## What is required:
Every record should be written out exactly, please.

## Supplied data:

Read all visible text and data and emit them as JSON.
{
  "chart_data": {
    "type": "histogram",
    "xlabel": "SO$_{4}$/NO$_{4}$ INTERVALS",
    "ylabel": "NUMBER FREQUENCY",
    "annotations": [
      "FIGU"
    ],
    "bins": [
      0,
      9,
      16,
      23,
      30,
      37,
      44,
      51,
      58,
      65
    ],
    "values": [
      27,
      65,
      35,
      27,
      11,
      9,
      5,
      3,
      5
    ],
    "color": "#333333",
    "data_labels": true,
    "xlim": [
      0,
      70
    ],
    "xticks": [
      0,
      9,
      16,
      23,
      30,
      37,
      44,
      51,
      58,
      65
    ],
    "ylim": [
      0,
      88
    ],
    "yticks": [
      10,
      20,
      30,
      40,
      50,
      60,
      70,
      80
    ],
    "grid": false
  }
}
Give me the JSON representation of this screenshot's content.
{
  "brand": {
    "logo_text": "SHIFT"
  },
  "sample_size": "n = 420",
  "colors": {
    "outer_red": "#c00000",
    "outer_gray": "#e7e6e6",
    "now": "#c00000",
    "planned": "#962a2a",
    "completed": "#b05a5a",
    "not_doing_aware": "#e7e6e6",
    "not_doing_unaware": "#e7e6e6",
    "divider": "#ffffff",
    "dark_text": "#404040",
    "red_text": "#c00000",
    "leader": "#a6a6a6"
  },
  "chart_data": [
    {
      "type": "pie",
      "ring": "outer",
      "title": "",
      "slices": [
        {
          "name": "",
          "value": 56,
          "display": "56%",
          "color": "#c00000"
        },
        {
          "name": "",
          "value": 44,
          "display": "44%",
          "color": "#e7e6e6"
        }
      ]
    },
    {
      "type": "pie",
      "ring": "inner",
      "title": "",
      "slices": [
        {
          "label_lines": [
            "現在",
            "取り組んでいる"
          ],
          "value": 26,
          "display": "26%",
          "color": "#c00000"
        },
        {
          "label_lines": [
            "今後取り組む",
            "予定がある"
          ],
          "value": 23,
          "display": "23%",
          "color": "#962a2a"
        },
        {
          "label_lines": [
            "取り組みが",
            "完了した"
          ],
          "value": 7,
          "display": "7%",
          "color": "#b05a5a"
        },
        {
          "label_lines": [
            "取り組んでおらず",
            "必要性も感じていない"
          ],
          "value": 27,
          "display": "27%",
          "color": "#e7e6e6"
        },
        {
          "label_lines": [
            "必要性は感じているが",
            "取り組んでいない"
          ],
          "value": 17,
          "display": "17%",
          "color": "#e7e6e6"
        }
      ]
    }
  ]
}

## Response to the exercise:
Read all visible text and data and emit them as JSON.
{
  "chart_data": {
    "type": "histogram",
    "xlabel": "SO$_{4}$/NO$_{4}$ INTERVALS",
    "ylabel": "NUMBER FREQUENCY",
    "annotations": [
      "FIGU"
    ],
    "bins": [
      0,
      9,
      16,
      23,
      30,
      37,
      44,
      51,
      58,
      65
    ],
    "values": [
      27,
      65,
      35,
      27,
      11,
      9,
      5,
      3,
      5
    ],
    "color": "#333333",
    "data_labels": true,
    "xlim": [
      0,
      70
    ],
    "xticks": [
      0,
      9,
      16,
      23,
      30,
      37,
      44,
      51,
      58,
      65
    ],
    "ylim": [
      0,
      88
    ],
    "yticks": [
      10,
      20,
      30,
      40,
      50,
      60,
      70,
      80
    ],
    "grid": false
  }
}
Give me the JSON representation of this screenshot's content.
{
  "brand": {
    "logo_text": "SHIFT"
  },
  "sample_size": "n = 420",
  "colors": {
    "outer_red": "#c00000",
    "outer_gray": "#e7e6e6",
    "now": "#c00000",
    "planned": "#962a2a",
    "completed": "#b05a5a",
    "not_doing_aware": "#e7e6e6",
    "not_doing_unaware": "#e7e6e6",
    "divider": "#ffffff",
    "dark_text": "#404040",
    "red_text": "#c00000",
    "leader": "#a6a6a6"
  },
  "chart_data": [
    {
      "type": "pie",
      "ring": "outer",
      "title": "",
      "slices": [
        {
          "name": "",
          "value": 56,
          "display": "56%",
          "color": "#c00000"
        },
        {
          "name": "",
          "value": 44,
          "display": "44%",
          "color": "#e7e6e6"
        }
      ]
    },
    {
      "type": "pie",
      "ring": "inner",
      "title": "",
      "slices": [
        {
          "label_lines": [
            "現在",
            "取り組んでいる"
          ],
          "value": 26,
          "display": "26%",
          "color": "#c00000"
        },
        {
          "label_lines": [
            "今後取り組む",
            "予定がある"
          ],
          "value": 23,
          "display": "23%",
          "color": "#962a2a"
        },
        {
          "label_lines": [
            "取り組みが",
            "完了した"
          ],
          "value": 7,
          "display": "7%",
          "color": "#b05a5a"
        },
        {
          "label_lines": [
            "取り組んでおらず",
            "必要性も感じていない"
          ],
          "value": 27,
          "display": "27%",
          "color": "#e7e6e6"
        },
        {
          "label_lines": [
            "必要性は感じているが",
            "取り組んでいない"
          ],
          "value": 17,
          "display": "17%",
          "color": "#e7e6e6"
        }
      ]
    }
  ]
}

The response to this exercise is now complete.